*Given request*
Write out the records below word for word, please.

*Data entries*

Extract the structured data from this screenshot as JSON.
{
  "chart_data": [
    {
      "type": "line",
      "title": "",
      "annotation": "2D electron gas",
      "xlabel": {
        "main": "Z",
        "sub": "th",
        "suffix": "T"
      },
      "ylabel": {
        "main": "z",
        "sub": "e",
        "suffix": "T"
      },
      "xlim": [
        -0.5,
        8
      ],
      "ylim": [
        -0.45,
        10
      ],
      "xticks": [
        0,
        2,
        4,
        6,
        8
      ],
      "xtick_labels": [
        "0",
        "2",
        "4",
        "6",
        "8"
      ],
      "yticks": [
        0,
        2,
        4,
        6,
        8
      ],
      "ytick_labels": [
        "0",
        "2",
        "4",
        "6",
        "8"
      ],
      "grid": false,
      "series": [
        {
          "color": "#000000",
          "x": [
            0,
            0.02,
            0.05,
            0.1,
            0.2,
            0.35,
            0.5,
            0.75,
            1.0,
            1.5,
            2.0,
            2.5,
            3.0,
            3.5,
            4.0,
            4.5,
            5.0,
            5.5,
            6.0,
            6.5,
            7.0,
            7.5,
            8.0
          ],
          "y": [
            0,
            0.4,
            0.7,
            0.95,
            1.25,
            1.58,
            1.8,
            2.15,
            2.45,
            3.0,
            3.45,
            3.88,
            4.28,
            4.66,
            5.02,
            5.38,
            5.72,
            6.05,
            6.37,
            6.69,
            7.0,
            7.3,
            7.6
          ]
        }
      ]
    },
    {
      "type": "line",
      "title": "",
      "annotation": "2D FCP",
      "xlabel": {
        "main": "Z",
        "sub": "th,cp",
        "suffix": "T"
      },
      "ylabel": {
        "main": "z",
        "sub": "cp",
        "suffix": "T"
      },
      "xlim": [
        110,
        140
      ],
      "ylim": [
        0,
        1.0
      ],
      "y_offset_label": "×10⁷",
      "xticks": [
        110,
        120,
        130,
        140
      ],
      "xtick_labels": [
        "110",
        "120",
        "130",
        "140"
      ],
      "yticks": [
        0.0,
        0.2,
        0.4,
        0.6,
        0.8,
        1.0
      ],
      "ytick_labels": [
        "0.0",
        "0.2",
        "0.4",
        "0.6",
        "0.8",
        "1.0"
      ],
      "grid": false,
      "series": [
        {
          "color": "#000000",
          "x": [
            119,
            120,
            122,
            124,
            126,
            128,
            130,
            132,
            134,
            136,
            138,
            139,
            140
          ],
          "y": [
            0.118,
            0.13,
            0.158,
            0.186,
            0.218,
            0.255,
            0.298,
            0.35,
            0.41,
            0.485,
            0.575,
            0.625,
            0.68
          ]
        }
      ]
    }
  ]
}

*Reply to the exercise*
Extract the structured data from this screenshot as JSON.
{
  "chart_data": [
    {
      "type": "line",
      "title": "",
      "annotation": "2D electron gas",
      "xlabel": {
        "main": "Z",
        "sub": "th",
        "suffix": "T"
      },
      "ylabel": {
        "main": "z",
        "sub": "e",
        "suffix": "T"
      },
      "xlim": [
        -0.5,
        8
      ],
      "ylim": [
        -0.45,
        10
      ],
      "xticks": [
        0,
        2,
        4,
        6,
        8
      ],
      "xtick_labels": [
        "0",
        "2",
        "4",
        "6",
        "8"
      ],
      "yticks": [
        0,
        2,
        4,
        6,
        8
      ],
      "ytick_labels": [
        "0",
        "2",
        "4",
        "6",
        "8"
      ],
      "grid": false,
      "series": [
        {
          "color": "#000000",
          "x": [
            0,
            0.02,
            0.05,
            0.1,
            0.2,
            0.35,
            0.5,
            0.75,
            1.0,
            1.5,
            2.0,
            2.5,
            3.0,
            3.5,
            4.0,
            4.5,
            5.0,
            5.5,
            6.0,
            6.5,
            7.0,
            7.5,
            8.0
          ],
          "y": [
            0,
            0.4,
            0.7,
            0.95,
            1.25,
            1.58,
            1.8,
            2.15,
            2.45,
            3.0,
            3.45,
            3.88,
            4.28,
            4.66,
            5.02,
            5.38,
            5.72,
            6.05,
            6.37,
            6.69,
            7.0,
            7.3,
            7.6
          ]
        }
      ]
    },
    {
      "type": "line",
      "title": "",
      "annotation": "2D FCP",
      "xlabel": {
        "main": "Z",
        "sub": "th,cp",
        "suffix": "T"
      },
      "ylabel": {
        "main": "z",
        "sub": "cp",
        "suffix": "T"
      },
      "xlim": [
        110,
        140
      ],
      "ylim": [
        0,
        1.0
      ],
      "y_offset_label": "×10⁷",
      "xticks": [
        110,
        120,
        130,
        140
      ],
      "xtick_labels": [
        "110",
        "120",
        "130",
        "140"
      ],
      "yticks": [
        0.0,
        0.2,
        0.4,
        0.6,
        0.8,
        1.0
      ],
      "ytick_labels": [
        "0.0",
        "0.2",
        "0.4",
        "0.6",
        "0.8",
        "1.0"
      ],
      "grid": false,
      "series": [
        {
          "color": "#000000",
          "x": [
            119,
            120,
            122,
            124,
            126,
            128,
            130,
            132,
            134,
            136,
            138,
            139,
            140
          ],
          "y": [
            0.118,
            0.13,
            0.158,
            0.186,
            0.218,
            0.255,
            0.298,
            0.35,
            0.41,
            0.485,
            0.575,
            0.625,
            0.68
          ]
        }
      ]
    }
  ]
}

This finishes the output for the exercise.